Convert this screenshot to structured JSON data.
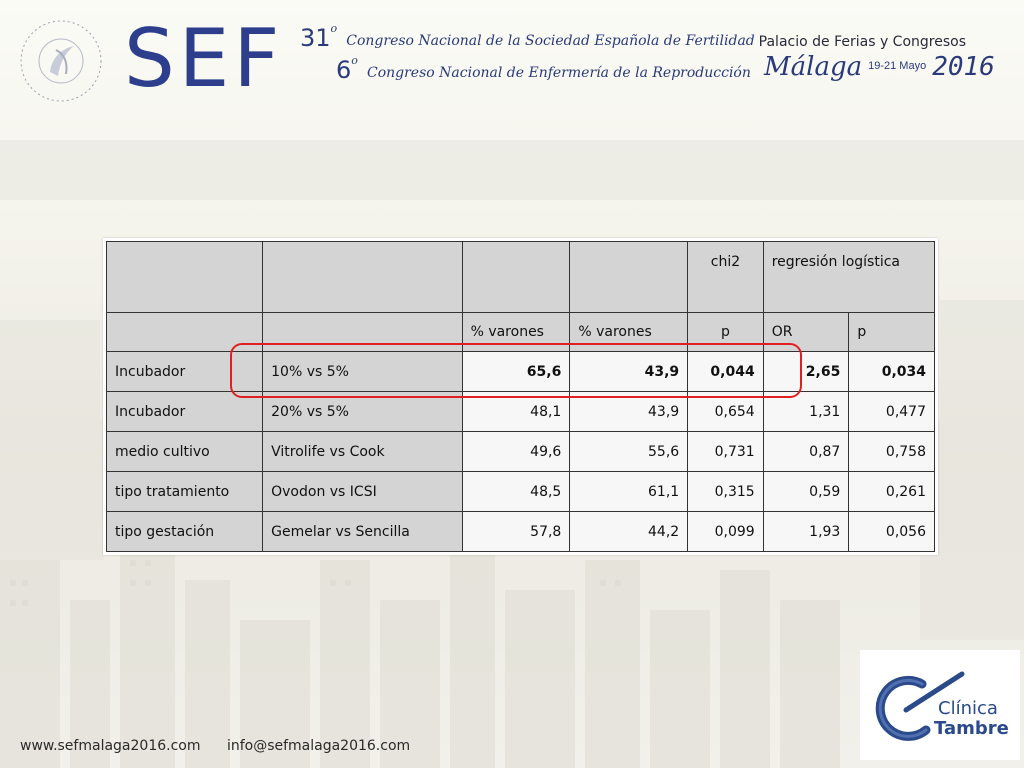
{
  "header": {
    "seal_text": "Española de Fertilidad · Sociedad",
    "logo": "SEF",
    "congress_line1_num": "31",
    "congress_line1_sup": "o",
    "congress_line1_text": "Congreso Nacional de la Sociedad Española de Fertilidad",
    "congress_line2_num": "6",
    "congress_line2_sup": "o",
    "congress_line2_text": "Congreso Nacional de Enfermería de la Reproducción",
    "venue": "Palacio de Ferias y Congresos",
    "city": "Málaga",
    "dates": "19-21 Mayo",
    "year": "2016"
  },
  "table": {
    "header1": {
      "chi2": "chi2",
      "regression": "regresión logística"
    },
    "header2": {
      "col3": "% varones",
      "col4": "% varones",
      "col5": "p",
      "col6": "OR",
      "col7": "p"
    },
    "rows": [
      {
        "factor": "Incubador",
        "comparison": "10% vs 5%",
        "pct_a": "65,6",
        "pct_b": "43,9",
        "chi_p": "0,044",
        "or": "2,65",
        "reg_p": "0,034"
      },
      {
        "factor": "Incubador",
        "comparison": "20% vs 5%",
        "pct_a": "48,1",
        "pct_b": "43,9",
        "chi_p": "0,654",
        "or": "1,31",
        "reg_p": "0,477"
      },
      {
        "factor": "medio cultivo",
        "comparison": "Vitrolife vs Cook",
        "pct_a": "49,6",
        "pct_b": "55,6",
        "chi_p": "0,731",
        "or": "0,87",
        "reg_p": "0,758"
      },
      {
        "factor": "tipo tratamiento",
        "comparison": "Ovodon vs ICSI",
        "pct_a": "48,5",
        "pct_b": "61,1",
        "chi_p": "0,315",
        "or": "0,59",
        "reg_p": "0,261"
      },
      {
        "factor": "tipo gestación",
        "comparison": "Gemelar vs Sencilla",
        "pct_a": "57,8",
        "pct_b": "44,2",
        "chi_p": "0,099",
        "or": "1,93",
        "reg_p": "0,056"
      }
    ]
  },
  "footer": {
    "website": "www.sefmalaga2016.com",
    "email": "info@sefmalaga2016.com"
  },
  "sponsor": {
    "line1": "Clínica",
    "line2": "Tambre"
  },
  "colors": {
    "brand_blue": "#2c3e8c",
    "highlight_red": "#e02020",
    "header_gray": "#d4d4d4"
  }
}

******

Directive —
Images must not appear in the copy; reproduce everything else in the records verbatim.

Output of the exercise —
Convert this screenshot to structured JSON data.
{
  "header": {
    "seal_text": "Española de Fertilidad · Sociedad",
    "logo": "SEF",
    "congress_line1_num": "31",
    "congress_line1_sup": "o",
    "congress_line1_text": "Congreso Nacional de la Sociedad Española de Fertilidad",
    "congress_line2_num": "6",
    "congress_line2_sup": "o",
    "congress_line2_text": "Congreso Nacional de Enfermería de la Reproducción",
    "venue": "Palacio de Ferias y Congresos",
    "city": "Málaga",
    "dates": "19-21 Mayo",
    "year": "2016"
  },
  "table": {
    "header1": {
      "chi2": "chi2",
      "regression": "regresión logística"
    },
    "header2": {
      "col3": "% varones",
      "col4": "% varones",
      "col5": "p",
      "col6": "OR",
      "col7": "p"
    },
    "rows": [
      {
        "factor": "Incubador",
        "comparison": "10% vs 5%",
        "pct_a": "65,6",
        "pct_b": "43,9",
        "chi_p": "0,044",
        "or": "2,65",
        "reg_p": "0,034"
      },
      {
        "factor": "Incubador",
        "comparison": "20% vs 5%",
        "pct_a": "48,1",
        "pct_b": "43,9",
        "chi_p": "0,654",
        "or": "1,31",
        "reg_p": "0,477"
      },
      {
        "factor": "medio cultivo",
        "comparison": "Vitrolife vs Cook",
        "pct_a": "49,6",
        "pct_b": "55,6",
        "chi_p": "0,731",
        "or": "0,87",
        "reg_p": "0,758"
      },
      {
        "factor": "tipo tratamiento",
        "comparison": "Ovodon vs ICSI",
        "pct_a": "48,5",
        "pct_b": "61,1",
        "chi_p": "0,315",
        "or": "0,59",
        "reg_p": "0,261"
      },
      {
        "factor": "tipo gestación",
        "comparison": "Gemelar vs Sencilla",
        "pct_a": "57,8",
        "pct_b": "44,2",
        "chi_p": "0,099",
        "or": "1,93",
        "reg_p": "0,056"
      }
    ]
  },
  "footer": {
    "website": "www.sefmalaga2016.com",
    "email": "info@sefmalaga2016.com"
  },
  "sponsor": {
    "line1": "Clínica",
    "line2": "Tambre"
  },
  "colors": {
    "brand_blue": "#2c3e8c",
    "highlight_red": "#e02020",
    "header_gray": "#d4d4d4"
  }
}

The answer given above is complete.